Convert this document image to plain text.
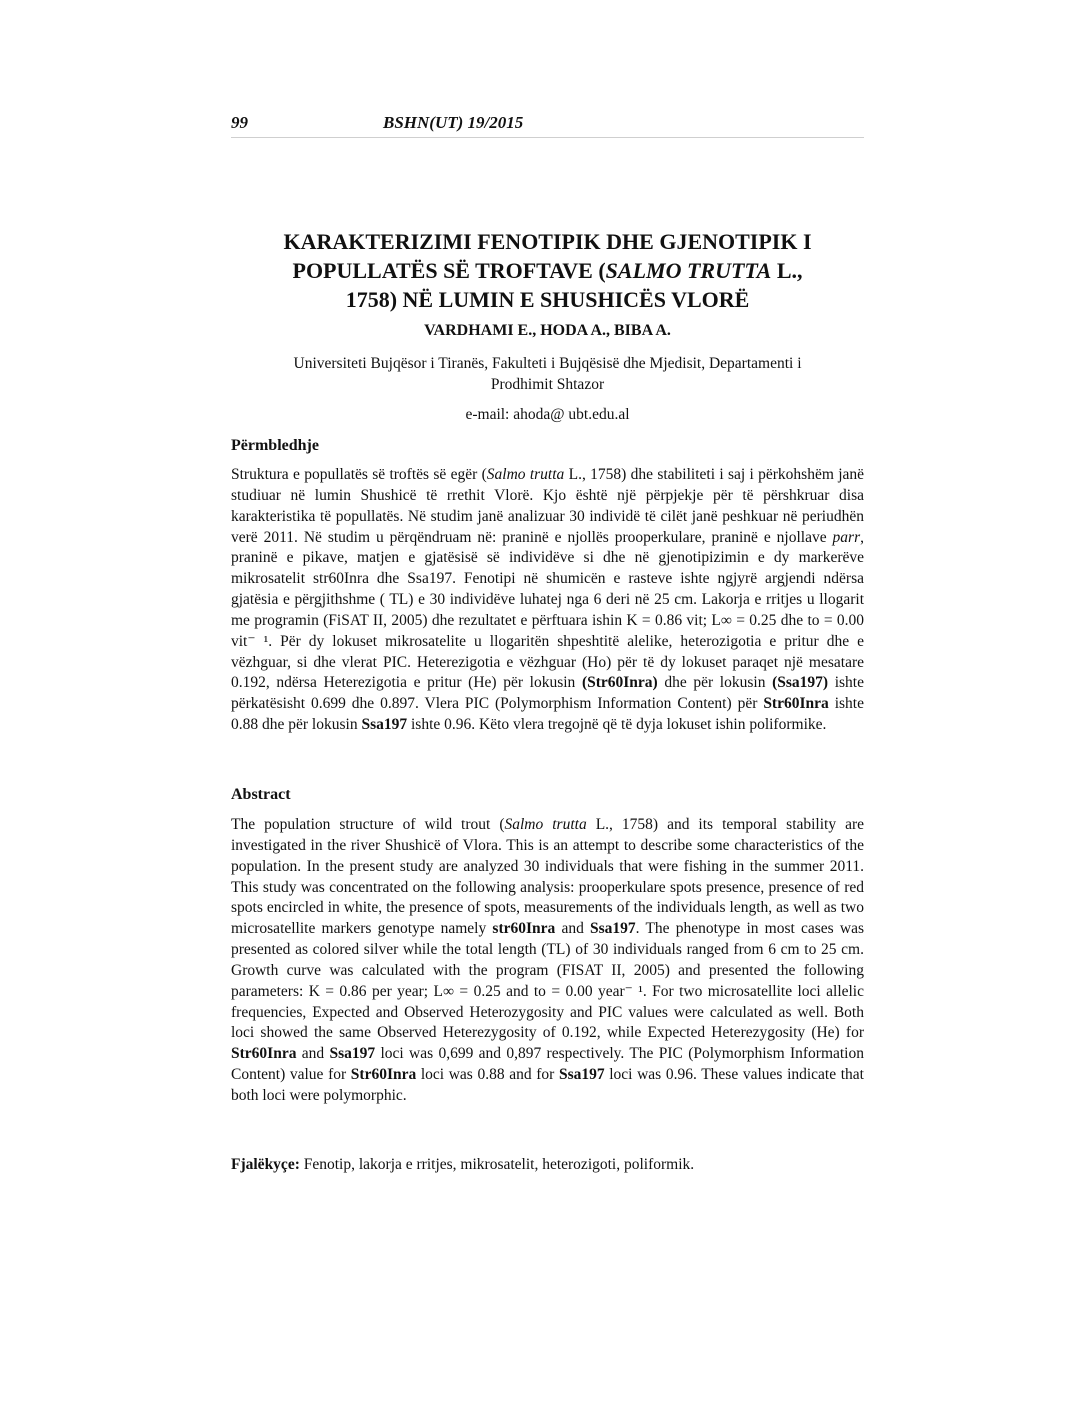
99	BSHN(UT) 19/2015
KARAKTERIZIMI FENOTIPIK DHE GJENOTIPIK I
POPULLATËS SË TROFTAVE (SALMO TRUTTA L.,
1758) NË LUMIN E SHUSHICËS VLORË
VARDHAMI E., HODA A., BIBA A.
Universiteti Bujqësor i Tiranës, Fakulteti i Bujqësisë dhe Mjedisit, Departamenti i
Prodhimit Shtazor
e-mail: ahoda@ ubt.edu.al
Përmbledhje
Struktura e popullatës së troftës së egër (Salmo trutta L., 1758) dhe stabiliteti i saj i përkohshëm janë studiuar në lumin Shushicë të rrethit Vlorë. Kjo është një përpjekje për të përshkruar disa karakteristika të popullatës. Në studim janë analizuar 30 individë të cilët janë peshkuar në periudhën verë 2011. Në studim u përqëndruam në: praninë e njollës prooperkulare, praninë e njollave parr, praninë e pikave, matjen e gjatësisë së individëve si dhe në gjenotipizimin e dy markerëve mikrosatelit str60Inra dhe Ssa197. Fenotipi në shumicën e rasteve ishte ngjyrë argjendi ndërsa gjatësia e përgjithshme ( TL) e 30 individëve luhatej nga 6 deri në 25 cm. Lakorja e rritjes u llogarit me programin (FiSAT II, 2005) dhe rezultatet e përftuara ishin K = 0.86 vit; L∞ = 0.25 dhe to = 0.00 vit⁻ ¹. Për dy lokuset mikrosatelite u llogaritën shpeshtitë alelike, heterozigotia e pritur dhe e vëzhguar, si dhe vlerat PIC. Heterezigotia e vëzhguar (Ho) për të dy lokuset paraqet një mesatare 0.192, ndërsa Heterezigotia e pritur (He) për lokusin (Str60Inra) dhe për lokusin (Ssa197) ishte përkatësisht 0.699 dhe 0.897. Vlera PIC (Polymorphism Information Content) për Str60Inra ishte 0.88 dhe për lokusin Ssa197 ishte 0.96. Këto vlera tregojnë që të dyja lokuset ishin poliformike.
Abstract
The population structure of wild trout (Salmo trutta L., 1758) and its temporal stability are investigated in the river Shushicë of Vlora. This is an attempt to describe some characteristics of the population. In the present study are analyzed 30 individuals that were fishing in the summer 2011. This study was concentrated on the following analysis: prooperkulare spots presence, presence of red spots encircled in white, the presence of spots, measurements of the individuals length, as well as two microsatellite markers genotype namely str60Inra and Ssa197. The phenotype in most cases was presented as colored silver while the total length (TL) of 30 individuals ranged from 6 cm to 25 cm. Growth curve was calculated with the program (FISAT II, 2005) and presented the following parameters: K = 0.86 per year; L∞ = 0.25 and to = 0.00 year⁻ ¹. For two microsatellite loci allelic frequencies, Expected and Observed Heterozygosity and PIC values were calculated as well. Both loci showed the same Observed Heterezygosity of 0.192, while Expected Heterezygosity (He) for Str60Inra and Ssa197 loci was 0,699 and 0,897 respectively. The PIC (Polymorphism Information Content) value for Str60Inra loci was 0.88 and for Ssa197 loci was 0.96. These values indicate that both loci were polymorphic.
Fjalëkyçe: Fenotip, lakorja e rritjes, mikrosatelit, heterozigoti, poliformik.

====================

Exercise prompt. Write every record out again exactly; no pictures belong in the copy.

Task answer.
Convert this document image to plain text.
99	BSHN(UT) 19/2015
KARAKTERIZIMI FENOTIPIK DHE GJENOTIPIK I
POPULLATËS SË TROFTAVE (SALMO TRUTTA L.,
1758) NË LUMIN E SHUSHICËS VLORË
VARDHAMI E., HODA A., BIBA A.
Universiteti Bujqësor i Tiranës, Fakulteti i Bujqësisë dhe Mjedisit, Departamenti i
Prodhimit Shtazor
e-mail: ahoda@ ubt.edu.al
Përmbledhje
Struktura e popullatës së troftës së egër (Salmo trutta L., 1758) dhe stabiliteti i saj i përkohshëm janë studiuar në lumin Shushicë të rrethit Vlorë. Kjo është një përpjekje për të përshkruar disa karakteristika të popullatës. Në studim janë analizuar 30 individë të cilët janë peshkuar në periudhën verë 2011. Në studim u përqëndruam në: praninë e njollës prooperkulare, praninë e njollave parr, praninë e pikave, matjen e gjatësisë së individëve si dhe në gjenotipizimin e dy markerëve mikrosatelit str60Inra dhe Ssa197. Fenotipi në shumicën e rasteve ishte ngjyrë argjendi ndërsa gjatësia e përgjithshme ( TL) e 30 individëve luhatej nga 6 deri në 25 cm. Lakorja e rritjes u llogarit me programin (FiSAT II, 2005) dhe rezultatet e përftuara ishin K = 0.86 vit; L∞ = 0.25 dhe to = 0.00 vit⁻ ¹. Për dy lokuset mikrosatelite u llogaritën shpeshtitë alelike, heterozigotia e pritur dhe e vëzhguar, si dhe vlerat PIC. Heterezigotia e vëzhguar (Ho) për të dy lokuset paraqet një mesatare 0.192, ndërsa Heterezigotia e pritur (He) për lokusin (Str60Inra) dhe për lokusin (Ssa197) ishte përkatësisht 0.699 dhe 0.897. Vlera PIC (Polymorphism Information Content) për Str60Inra ishte 0.88 dhe për lokusin Ssa197 ishte 0.96. Këto vlera tregojnë që të dyja lokuset ishin poliformike.
Abstract
The population structure of wild trout (Salmo trutta L., 1758) and its temporal stability are investigated in the river Shushicë of Vlora. This is an attempt to describe some characteristics of the population. In the present study are analyzed 30 individuals that were fishing in the summer 2011. This study was concentrated on the following analysis: prooperkulare spots presence, presence of red spots encircled in white, the presence of spots, measurements of the individuals length, as well as two microsatellite markers genotype namely str60Inra and Ssa197. The phenotype in most cases was presented as colored silver while the total length (TL) of 30 individuals ranged from 6 cm to 25 cm. Growth curve was calculated with the program (FISAT II, 2005) and presented the following parameters: K = 0.86 per year; L∞ = 0.25 and to = 0.00 year⁻ ¹. For two microsatellite loci allelic frequencies, Expected and Observed Heterozygosity and PIC values were calculated as well. Both loci showed the same Observed Heterezygosity of 0.192, while Expected Heterezygosity (He) for Str60Inra and Ssa197 loci was 0,699 and 0,897 respectively. The PIC (Polymorphism Information Content) value for Str60Inra loci was 0.88 and for Ssa197 loci was 0.96. These values indicate that both loci were polymorphic.
Fjalëkyçe: Fenotip, lakorja e rritjes, mikrosatelit, heterozigoti, poliformik.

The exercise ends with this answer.